:: Exercise text

Selective androgen receptor modulators (SARM)
Aug. 27, 2019
Selective androgen receptor modulators (SARMs) are new kinds of experimental anabolic compounds still in their experimental stage. In comparison with conventional anabolic steroids, they accelerate muscle growth possibly with less adverse effects.  SARMs bind to the androgen receptors of the tissues, changing their structure and function. There are a number of different SARM compounds, differing from one another by their chemical structure. Likewise, the mechanisms for binding to the androgenic receptors vary depending on the compound.  The effects of SARMs resemble those of testosterone and anabolic steroids. Due to this, they are used in the field of medicine for the treatment of some diseases . In the field of competitive sports, SARM compounds have been prohibited since 2008 .
Medical uses and mechanism of action
SARMs can be divided into steroid and non-steroid compounds. Steroid-based SARMs were developed from the chemical structure of the testosterone molecule.  Most SARMs developed thus far are non-steroid-based compounds, however . Non-steroid-based SARMs were originally discovered as a result of work done by researchers at the University of Tennessee and subsequently a number of different structural classes were developed from these SARMSs. Some examples of known non-steroid-based SARM preparations include Enobosarm (ostarine), Ligandrol (LGD-4033), Testolone (RAD-140), and Andarine (GTX-007 or S-4).

::::

Exercise details → Rewrite the SARM text from "Medical uses and" up to and including "(GTX-007 or S-4).", putting "chemical classes" in place of "structural classes".

:: Extracted material

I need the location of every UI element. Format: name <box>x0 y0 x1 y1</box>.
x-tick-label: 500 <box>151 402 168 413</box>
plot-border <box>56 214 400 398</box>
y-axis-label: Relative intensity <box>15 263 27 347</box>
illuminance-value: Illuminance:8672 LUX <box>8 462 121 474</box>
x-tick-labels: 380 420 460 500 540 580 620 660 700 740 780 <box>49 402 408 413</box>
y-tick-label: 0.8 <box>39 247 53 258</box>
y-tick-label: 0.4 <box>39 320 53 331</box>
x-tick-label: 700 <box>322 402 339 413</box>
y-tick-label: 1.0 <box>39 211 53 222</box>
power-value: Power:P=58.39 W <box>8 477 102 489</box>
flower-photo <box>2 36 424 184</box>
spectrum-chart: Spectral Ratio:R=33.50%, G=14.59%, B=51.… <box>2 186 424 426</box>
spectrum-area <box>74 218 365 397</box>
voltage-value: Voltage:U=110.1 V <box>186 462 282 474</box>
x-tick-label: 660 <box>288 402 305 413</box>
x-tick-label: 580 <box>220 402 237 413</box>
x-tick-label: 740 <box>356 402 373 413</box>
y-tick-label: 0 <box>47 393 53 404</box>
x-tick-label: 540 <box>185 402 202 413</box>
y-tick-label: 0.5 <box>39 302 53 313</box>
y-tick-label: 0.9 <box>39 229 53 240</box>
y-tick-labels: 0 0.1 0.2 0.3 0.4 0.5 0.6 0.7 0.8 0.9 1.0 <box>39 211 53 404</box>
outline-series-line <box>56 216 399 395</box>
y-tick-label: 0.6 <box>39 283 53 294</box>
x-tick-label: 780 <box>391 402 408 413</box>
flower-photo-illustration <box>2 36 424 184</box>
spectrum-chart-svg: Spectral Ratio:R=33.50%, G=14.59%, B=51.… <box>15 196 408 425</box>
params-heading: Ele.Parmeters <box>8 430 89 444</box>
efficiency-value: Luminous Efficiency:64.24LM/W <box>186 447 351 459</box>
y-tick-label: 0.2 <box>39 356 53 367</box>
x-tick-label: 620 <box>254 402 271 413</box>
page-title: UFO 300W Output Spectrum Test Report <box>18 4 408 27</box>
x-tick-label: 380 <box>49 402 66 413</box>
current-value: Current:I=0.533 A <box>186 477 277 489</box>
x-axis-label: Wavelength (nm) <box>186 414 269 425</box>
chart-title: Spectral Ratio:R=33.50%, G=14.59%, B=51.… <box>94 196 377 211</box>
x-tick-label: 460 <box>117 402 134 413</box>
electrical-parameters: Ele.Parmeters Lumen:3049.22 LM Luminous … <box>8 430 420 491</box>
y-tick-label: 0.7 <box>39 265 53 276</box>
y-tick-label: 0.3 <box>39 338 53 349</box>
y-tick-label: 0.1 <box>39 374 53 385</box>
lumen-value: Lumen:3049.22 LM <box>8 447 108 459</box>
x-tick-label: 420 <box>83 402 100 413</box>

::::

Reply →
Medical uses and mechanism of action
SARMs can be divided into steroid and non-steroid compounds. Steroid-based SARMs were developed from the chemical structure of the testosterone molecule.  Most SARMs developed thus far are non-steroid-based compounds, however . Non-steroid-based SARMs were originally discovered as a result of work done by researchers at the University of Tennessee and subsequently a number of different chemical classes were developed from these SARMSs. Some examples of known non-steroid-based SARM preparations include Enobosarm (ostarine), Ligandrol (LGD-4033), Testolone (RAD-140), and Andarine (GTX-007 or S-4).